(Saved data entries)
------------------------

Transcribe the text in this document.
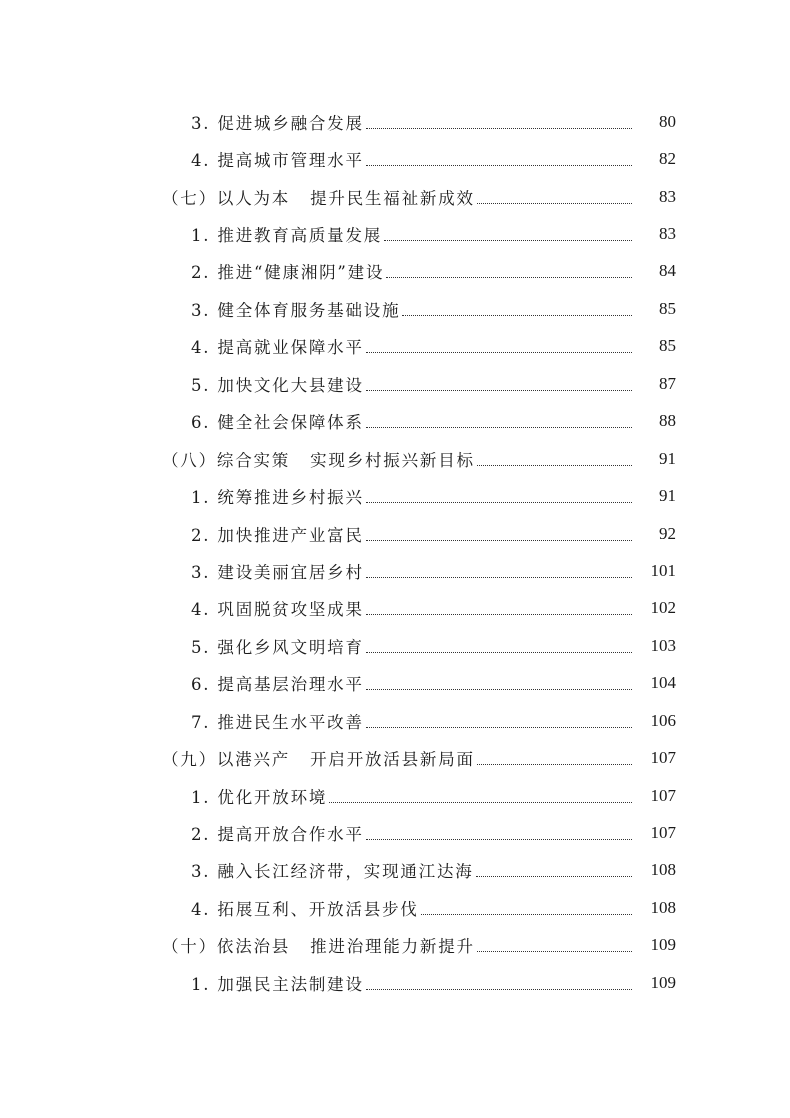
3. 促进城乡融合发展	80
4. 提高城市管理水平	82
（七）以人为本 提升民生福祉新成效	83
1. 推进教育高质量发展	83
2. 推进“健康湘阴”建设	84
3. 健全体育服务基础设施	85
4. 提高就业保障水平	85
5. 加快文化大县建设	87
6. 健全社会保障体系	88
（八）综合实策 实现乡村振兴新目标	91
1. 统筹推进乡村振兴	91
2. 加快推进产业富民	92
3. 建设美丽宜居乡村	101
4. 巩固脱贫攻坚成果	102
5. 强化乡风文明培育	103
6. 提高基层治理水平	104
7. 推进民生水平改善	106
（九）以港兴产 开启开放活县新局面	107
1. 优化开放环境	107
2. 提高开放合作水平	107
3. 融入长江经济带，实现通江达海	108
4. 拓展互利、开放活县步伐	108
（十）依法治县 推进治理能力新提升	109
1. 加强民主法制建设	109
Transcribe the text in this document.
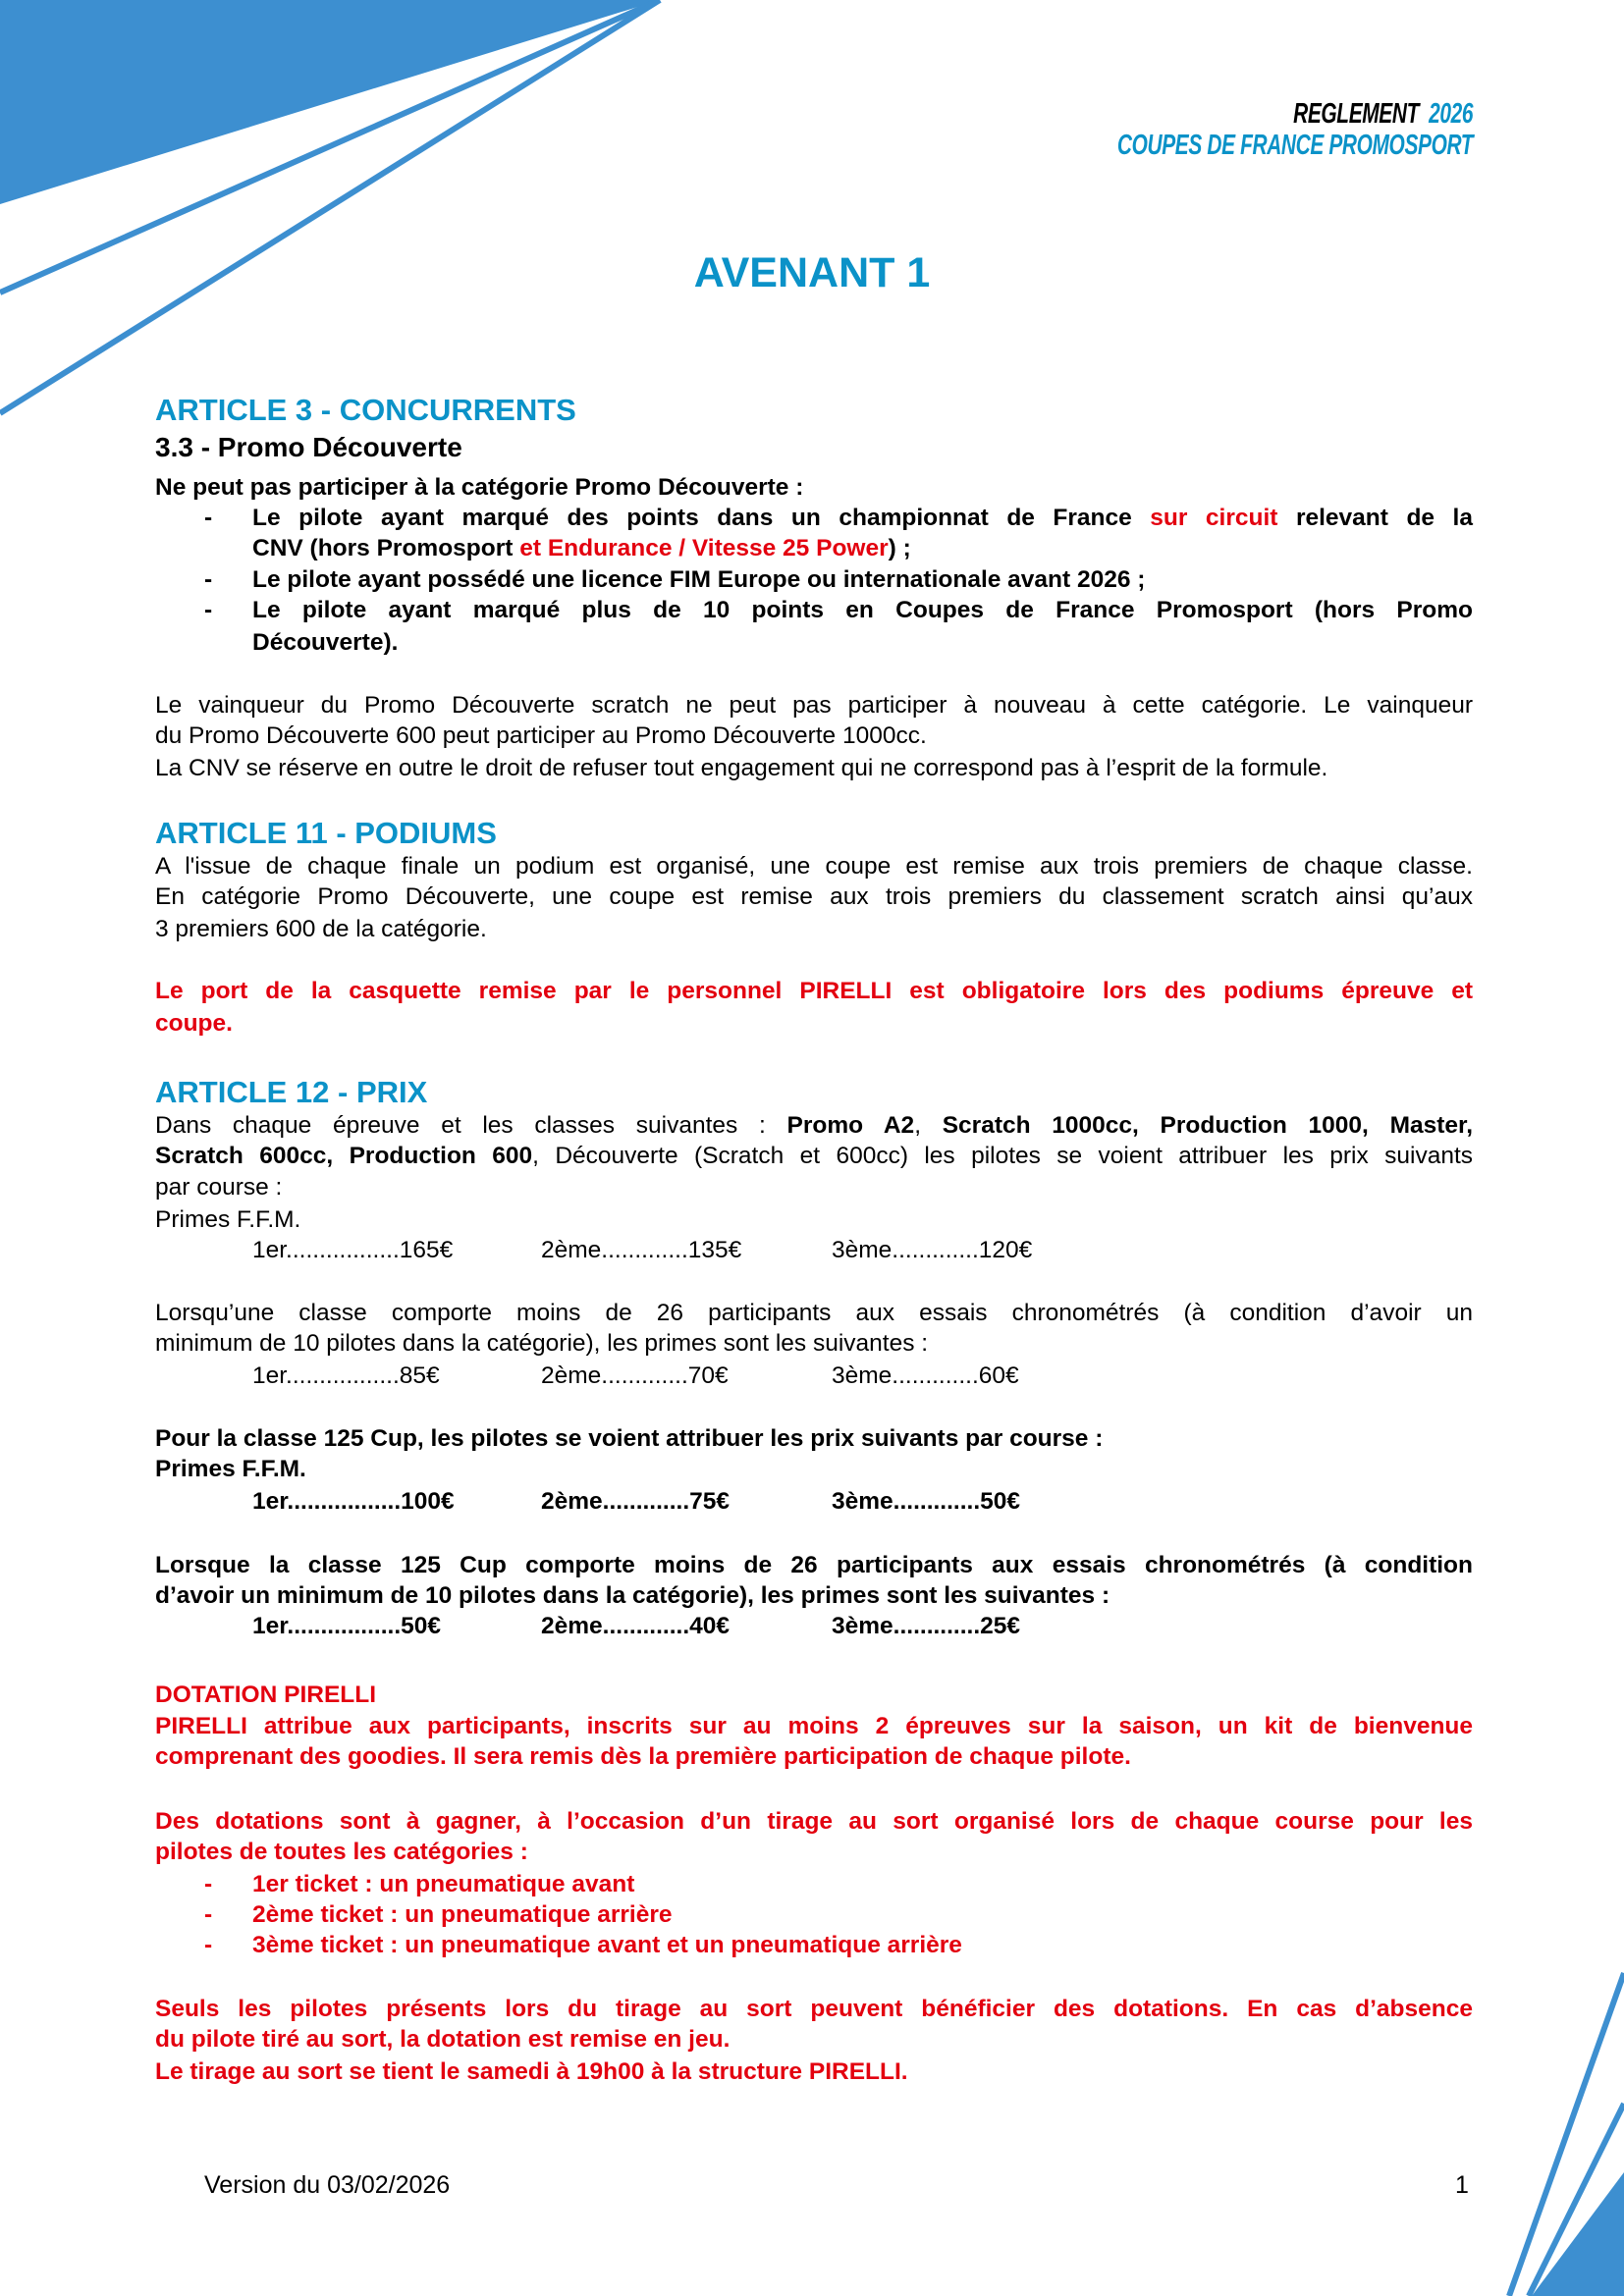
REGLEMENT 2026
COUPES DE FRANCE PROMOSPORT
AVENANT 1
ARTICLE 3 - CONCURRENTS
3.3 - Promo Découverte
Ne peut pas participer à la catégorie Promo Découverte :
- Le pilote ayant marqué des points dans un championnat de France sur circuit relevant de la
CNV (hors Promosport et Endurance / Vitesse 25 Power) ;
- Le pilote ayant possédé une licence FIM Europe ou internationale avant 2026 ;
- Le pilote ayant marqué plus de 10 points en Coupes de France Promosport (hors Promo
Découverte).
Le vainqueur du Promo Découverte scratch ne peut pas participer à nouveau à cette catégorie. Le vainqueur
du Promo Découverte 600 peut participer au Promo Découverte 1000cc.
La CNV se réserve en outre le droit de refuser tout engagement qui ne correspond pas à l’esprit de la formule.
ARTICLE 11 - PODIUMS
A l'issue de chaque finale un podium est organisé, une coupe est remise aux trois premiers de chaque classe.
En catégorie Promo Découverte, une coupe est remise aux trois premiers du classement scratch ainsi qu’aux
3 premiers 600 de la catégorie.
Le port de la casquette remise par le personnel PIRELLI est obligatoire lors des podiums épreuve et
coupe.
ARTICLE 12 - PRIX
Dans chaque épreuve et les classes suivantes : Promo A2, Scratch 1000cc, Production 1000, Master,
Scratch 600cc, Production 600, Découverte (Scratch et 600cc) les pilotes se voient attribuer les prix suivants
par course :
Primes F.F.M.
1er.................165€	2ème.............135€	3ème.............120€
Lorsqu’une classe comporte moins de 26 participants aux essais chronométrés (à condition d’avoir un
minimum de 10 pilotes dans la catégorie), les primes sont les suivantes :
1er.................85€	2ème.............70€	3ème.............60€
Pour la classe 125 Cup, les pilotes se voient attribuer les prix suivants par course :
Primes F.F.M.
1er.................100€	2ème.............75€	3ème.............50€
Lorsque la classe 125 Cup comporte moins de 26 participants aux essais chronométrés (à condition
d’avoir un minimum de 10 pilotes dans la catégorie), les primes sont les suivantes :
1er.................50€	2ème.............40€	3ème.............25€
DOTATION PIRELLI
PIRELLI attribue aux participants, inscrits sur au moins 2 épreuves sur la saison, un kit de bienvenue
comprenant des goodies. Il sera remis dès la première participation de chaque pilote.
Des dotations sont à gagner, à l’occasion d’un tirage au sort organisé lors de chaque course pour les
pilotes de toutes les catégories :
- 1er ticket : un pneumatique avant
- 2ème ticket : un pneumatique arrière
- 3ème ticket : un pneumatique avant et un pneumatique arrière
Seuls les pilotes présents lors du tirage au sort peuvent bénéficier des dotations. En cas d’absence
du pilote tiré au sort, la dotation est remise en jeu.
Le tirage au sort se tient le samedi à 19h00 à la structure PIRELLI.
Version du 03/02/2026	1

------------------------

_Set exercise_: Give back only a number, the number of lines where the string "peut" occurs.

_Result for this exercise_: 3